_Problem details_
Each entry below is to be duplicated verbatim.

_Data listing_
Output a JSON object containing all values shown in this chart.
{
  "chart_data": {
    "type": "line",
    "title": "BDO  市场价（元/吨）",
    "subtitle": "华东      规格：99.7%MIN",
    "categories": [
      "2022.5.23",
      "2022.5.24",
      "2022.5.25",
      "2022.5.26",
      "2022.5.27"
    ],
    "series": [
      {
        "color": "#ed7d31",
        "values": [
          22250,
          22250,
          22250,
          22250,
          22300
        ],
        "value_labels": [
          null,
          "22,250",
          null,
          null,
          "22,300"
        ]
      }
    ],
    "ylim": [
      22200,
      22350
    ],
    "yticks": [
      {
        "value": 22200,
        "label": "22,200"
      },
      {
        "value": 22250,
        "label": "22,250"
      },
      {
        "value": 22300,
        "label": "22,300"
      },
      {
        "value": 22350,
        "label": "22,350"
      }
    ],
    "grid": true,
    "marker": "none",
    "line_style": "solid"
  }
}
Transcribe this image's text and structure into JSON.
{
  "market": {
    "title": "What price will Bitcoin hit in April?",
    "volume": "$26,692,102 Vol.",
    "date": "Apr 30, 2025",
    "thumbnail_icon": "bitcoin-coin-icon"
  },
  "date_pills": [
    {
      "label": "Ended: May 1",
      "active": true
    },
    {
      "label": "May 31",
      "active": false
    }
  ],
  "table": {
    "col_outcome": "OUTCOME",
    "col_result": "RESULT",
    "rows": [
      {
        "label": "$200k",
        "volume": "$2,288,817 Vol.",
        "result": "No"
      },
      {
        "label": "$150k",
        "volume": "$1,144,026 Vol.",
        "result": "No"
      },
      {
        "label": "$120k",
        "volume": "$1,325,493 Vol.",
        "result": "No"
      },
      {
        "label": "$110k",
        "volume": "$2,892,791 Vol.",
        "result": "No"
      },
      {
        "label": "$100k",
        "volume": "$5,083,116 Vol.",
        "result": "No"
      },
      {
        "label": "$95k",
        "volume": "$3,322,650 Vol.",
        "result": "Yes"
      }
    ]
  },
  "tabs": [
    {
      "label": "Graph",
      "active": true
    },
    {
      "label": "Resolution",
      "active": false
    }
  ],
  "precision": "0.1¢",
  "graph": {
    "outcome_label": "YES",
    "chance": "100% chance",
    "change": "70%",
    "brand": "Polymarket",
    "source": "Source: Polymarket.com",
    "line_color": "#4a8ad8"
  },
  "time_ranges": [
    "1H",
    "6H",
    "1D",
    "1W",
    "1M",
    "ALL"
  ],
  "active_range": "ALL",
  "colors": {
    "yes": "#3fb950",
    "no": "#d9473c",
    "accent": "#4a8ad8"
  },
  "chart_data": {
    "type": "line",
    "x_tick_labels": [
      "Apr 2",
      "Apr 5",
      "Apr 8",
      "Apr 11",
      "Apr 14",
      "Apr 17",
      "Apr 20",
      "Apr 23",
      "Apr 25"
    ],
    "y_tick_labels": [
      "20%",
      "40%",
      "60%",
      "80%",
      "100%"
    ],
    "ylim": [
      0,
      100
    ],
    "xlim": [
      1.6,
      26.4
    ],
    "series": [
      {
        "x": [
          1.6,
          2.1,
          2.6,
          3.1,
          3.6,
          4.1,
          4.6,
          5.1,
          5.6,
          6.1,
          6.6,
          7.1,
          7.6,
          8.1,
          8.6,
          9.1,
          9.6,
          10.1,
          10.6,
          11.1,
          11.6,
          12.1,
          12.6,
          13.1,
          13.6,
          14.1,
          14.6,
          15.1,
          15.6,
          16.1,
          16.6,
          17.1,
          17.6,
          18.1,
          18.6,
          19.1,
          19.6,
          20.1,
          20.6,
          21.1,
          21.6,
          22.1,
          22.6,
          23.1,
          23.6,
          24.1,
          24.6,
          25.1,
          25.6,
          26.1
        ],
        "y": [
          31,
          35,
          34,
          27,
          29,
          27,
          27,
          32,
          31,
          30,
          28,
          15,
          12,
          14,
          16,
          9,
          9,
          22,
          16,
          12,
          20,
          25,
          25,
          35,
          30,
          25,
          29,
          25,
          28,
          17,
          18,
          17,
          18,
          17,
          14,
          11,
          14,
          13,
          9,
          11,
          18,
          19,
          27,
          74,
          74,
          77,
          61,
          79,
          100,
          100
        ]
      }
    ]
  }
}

_Answer to the task_
Output a JSON object containing all values shown in this chart.
{
  "chart_data": {
    "type": "line",
    "title": "BDO  市场价（元/吨）",
    "subtitle": "华东      规格：99.7%MIN",
    "categories": [
      "2022.5.23",
      "2022.5.24",
      "2022.5.25",
      "2022.5.26",
      "2022.5.27"
    ],
    "series": [
      {
        "color": "#ed7d31",
        "values": [
          22250,
          22250,
          22250,
          22250,
          22300
        ],
        "value_labels": [
          null,
          "22,250",
          null,
          null,
          "22,300"
        ]
      }
    ],
    "ylim": [
      22200,
      22350
    ],
    "yticks": [
      {
        "value": 22200,
        "label": "22,200"
      },
      {
        "value": 22250,
        "label": "22,250"
      },
      {
        "value": 22300,
        "label": "22,300"
      },
      {
        "value": 22350,
        "label": "22,350"
      }
    ],
    "grid": true,
    "marker": "none",
    "line_style": "solid"
  }
}
Transcribe this image's text and structure into JSON.
{
  "market": {
    "title": "What price will Bitcoin hit in April?",
    "volume": "$26,692,102 Vol.",
    "date": "Apr 30, 2025",
    "thumbnail_icon": "bitcoin-coin-icon"
  },
  "date_pills": [
    {
      "label": "Ended: May 1",
      "active": true
    },
    {
      "label": "May 31",
      "active": false
    }
  ],
  "table": {
    "col_outcome": "OUTCOME",
    "col_result": "RESULT",
    "rows": [
      {
        "label": "$200k",
        "volume": "$2,288,817 Vol.",
        "result": "No"
      },
      {
        "label": "$150k",
        "volume": "$1,144,026 Vol.",
        "result": "No"
      },
      {
        "label": "$120k",
        "volume": "$1,325,493 Vol.",
        "result": "No"
      },
      {
        "label": "$110k",
        "volume": "$2,892,791 Vol.",
        "result": "No"
      },
      {
        "label": "$100k",
        "volume": "$5,083,116 Vol.",
        "result": "No"
      },
      {
        "label": "$95k",
        "volume": "$3,322,650 Vol.",
        "result": "Yes"
      }
    ]
  },
  "tabs": [
    {
      "label": "Graph",
      "active": true
    },
    {
      "label": "Resolution",
      "active": false
    }
  ],
  "precision": "0.1¢",
  "graph": {
    "outcome_label": "YES",
    "chance": "100% chance",
    "change": "70%",
    "brand": "Polymarket",
    "source": "Source: Polymarket.com",
    "line_color": "#4a8ad8"
  },
  "time_ranges": [
    "1H",
    "6H",
    "1D",
    "1W",
    "1M",
    "ALL"
  ],
  "active_range": "ALL",
  "colors": {
    "yes": "#3fb950",
    "no": "#d9473c",
    "accent": "#4a8ad8"
  },
  "chart_data": {
    "type": "line",
    "x_tick_labels": [
      "Apr 2",
      "Apr 5",
      "Apr 8",
      "Apr 11",
      "Apr 14",
      "Apr 17",
      "Apr 20",
      "Apr 23",
      "Apr 25"
    ],
    "y_tick_labels": [
      "20%",
      "40%",
      "60%",
      "80%",
      "100%"
    ],
    "ylim": [
      0,
      100
    ],
    "xlim": [
      1.6,
      26.4
    ],
    "series": [
      {
        "x": [
          1.6,
          2.1,
          2.6,
          3.1,
          3.6,
          4.1,
          4.6,
          5.1,
          5.6,
          6.1,
          6.6,
          7.1,
          7.6,
          8.1,
          8.6,
          9.1,
          9.6,
          10.1,
          10.6,
          11.1,
          11.6,
          12.1,
          12.6,
          13.1,
          13.6,
          14.1,
          14.6,
          15.1,
          15.6,
          16.1,
          16.6,
          17.1,
          17.6,
          18.1,
          18.6,
          19.1,
          19.6,
          20.1,
          20.6,
          21.1,
          21.6,
          22.1,
          22.6,
          23.1,
          23.6,
          24.1,
          24.6,
          25.1,
          25.6,
          26.1
        ],
        "y": [
          31,
          35,
          34,
          27,
          29,
          27,
          27,
          32,
          31,
          30,
          28,
          15,
          12,
          14,
          16,
          9,
          9,
          22,
          16,
          12,
          20,
          25,
          25,
          35,
          30,
          25,
          29,
          25,
          28,
          17,
          18,
          17,
          18,
          17,
          14,
          11,
          14,
          13,
          9,
          11,
          18,
          19,
          27,
          74,
          74,
          77,
          61,
          79,
          100,
          100
        ]
      }
    ]
  }
}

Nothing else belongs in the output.